◆ **Exercise materials**
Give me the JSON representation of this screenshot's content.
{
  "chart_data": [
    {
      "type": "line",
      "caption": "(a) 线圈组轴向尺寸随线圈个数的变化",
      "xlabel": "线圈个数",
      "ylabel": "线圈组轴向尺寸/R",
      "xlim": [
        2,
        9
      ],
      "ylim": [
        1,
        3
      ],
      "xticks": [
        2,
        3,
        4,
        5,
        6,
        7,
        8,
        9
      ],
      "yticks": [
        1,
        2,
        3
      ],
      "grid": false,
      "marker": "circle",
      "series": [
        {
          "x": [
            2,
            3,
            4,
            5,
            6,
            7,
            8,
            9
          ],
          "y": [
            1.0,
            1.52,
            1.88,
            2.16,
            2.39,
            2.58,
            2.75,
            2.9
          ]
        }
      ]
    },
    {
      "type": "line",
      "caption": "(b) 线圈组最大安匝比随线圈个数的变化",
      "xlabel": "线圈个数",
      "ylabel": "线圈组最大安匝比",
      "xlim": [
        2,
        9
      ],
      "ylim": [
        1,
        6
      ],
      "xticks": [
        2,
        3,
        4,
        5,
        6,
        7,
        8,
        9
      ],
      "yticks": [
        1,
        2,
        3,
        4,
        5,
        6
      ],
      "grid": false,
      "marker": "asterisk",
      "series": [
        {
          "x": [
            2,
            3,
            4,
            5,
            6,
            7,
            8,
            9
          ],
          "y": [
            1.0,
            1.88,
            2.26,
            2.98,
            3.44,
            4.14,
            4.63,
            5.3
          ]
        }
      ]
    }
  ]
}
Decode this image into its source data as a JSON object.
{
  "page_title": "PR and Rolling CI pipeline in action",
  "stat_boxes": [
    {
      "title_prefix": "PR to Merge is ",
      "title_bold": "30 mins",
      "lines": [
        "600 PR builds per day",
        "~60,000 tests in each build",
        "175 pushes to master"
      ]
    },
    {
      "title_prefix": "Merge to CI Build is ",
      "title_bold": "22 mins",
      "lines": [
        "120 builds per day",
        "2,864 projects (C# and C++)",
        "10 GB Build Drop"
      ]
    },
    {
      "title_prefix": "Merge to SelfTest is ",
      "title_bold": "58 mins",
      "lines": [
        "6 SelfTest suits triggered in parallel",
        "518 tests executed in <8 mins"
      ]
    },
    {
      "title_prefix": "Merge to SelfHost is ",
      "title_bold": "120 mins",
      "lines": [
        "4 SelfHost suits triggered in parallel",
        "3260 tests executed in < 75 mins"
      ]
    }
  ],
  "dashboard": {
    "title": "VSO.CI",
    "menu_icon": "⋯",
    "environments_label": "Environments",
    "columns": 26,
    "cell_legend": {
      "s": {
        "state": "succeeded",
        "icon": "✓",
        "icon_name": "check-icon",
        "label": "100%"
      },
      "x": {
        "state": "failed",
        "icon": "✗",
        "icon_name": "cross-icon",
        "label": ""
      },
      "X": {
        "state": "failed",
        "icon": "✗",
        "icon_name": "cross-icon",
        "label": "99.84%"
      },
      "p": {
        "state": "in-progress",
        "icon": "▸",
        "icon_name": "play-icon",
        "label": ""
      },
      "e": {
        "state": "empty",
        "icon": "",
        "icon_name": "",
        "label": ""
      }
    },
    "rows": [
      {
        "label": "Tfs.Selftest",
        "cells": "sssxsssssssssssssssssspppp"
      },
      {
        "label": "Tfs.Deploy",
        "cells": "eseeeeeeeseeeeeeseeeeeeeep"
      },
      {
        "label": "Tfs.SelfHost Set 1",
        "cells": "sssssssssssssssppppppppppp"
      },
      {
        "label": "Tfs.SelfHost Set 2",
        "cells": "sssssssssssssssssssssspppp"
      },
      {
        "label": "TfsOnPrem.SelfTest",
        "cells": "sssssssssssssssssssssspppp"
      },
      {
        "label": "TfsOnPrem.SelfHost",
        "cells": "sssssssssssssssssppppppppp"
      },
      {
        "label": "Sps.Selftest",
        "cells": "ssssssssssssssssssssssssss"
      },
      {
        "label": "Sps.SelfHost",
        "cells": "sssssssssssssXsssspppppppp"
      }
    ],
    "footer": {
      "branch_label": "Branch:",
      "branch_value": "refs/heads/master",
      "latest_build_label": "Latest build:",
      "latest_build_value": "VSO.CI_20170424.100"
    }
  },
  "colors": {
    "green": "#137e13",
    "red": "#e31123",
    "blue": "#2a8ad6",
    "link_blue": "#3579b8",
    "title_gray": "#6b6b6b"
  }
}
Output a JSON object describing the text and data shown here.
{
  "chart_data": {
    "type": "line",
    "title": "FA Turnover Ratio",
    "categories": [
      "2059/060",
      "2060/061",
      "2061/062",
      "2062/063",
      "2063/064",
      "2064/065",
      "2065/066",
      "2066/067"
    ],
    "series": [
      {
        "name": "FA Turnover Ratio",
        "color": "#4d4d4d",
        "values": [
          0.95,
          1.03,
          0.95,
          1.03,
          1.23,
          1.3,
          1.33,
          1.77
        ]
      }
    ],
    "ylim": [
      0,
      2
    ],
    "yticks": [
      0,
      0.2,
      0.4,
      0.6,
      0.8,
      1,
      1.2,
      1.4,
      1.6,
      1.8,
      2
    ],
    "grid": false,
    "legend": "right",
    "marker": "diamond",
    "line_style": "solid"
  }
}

◆ **Work to complete**
List each line in the listing that contains the string "mins".

◆ **Exercise answer**
      "title_bold": "30 mins",
      "title_bold": "22 mins",
      "title_bold": "58 mins",
        "518 tests executed in <8 mins"
      "title_bold": "120 mins",
        "3260 tests executed in < 75 mins"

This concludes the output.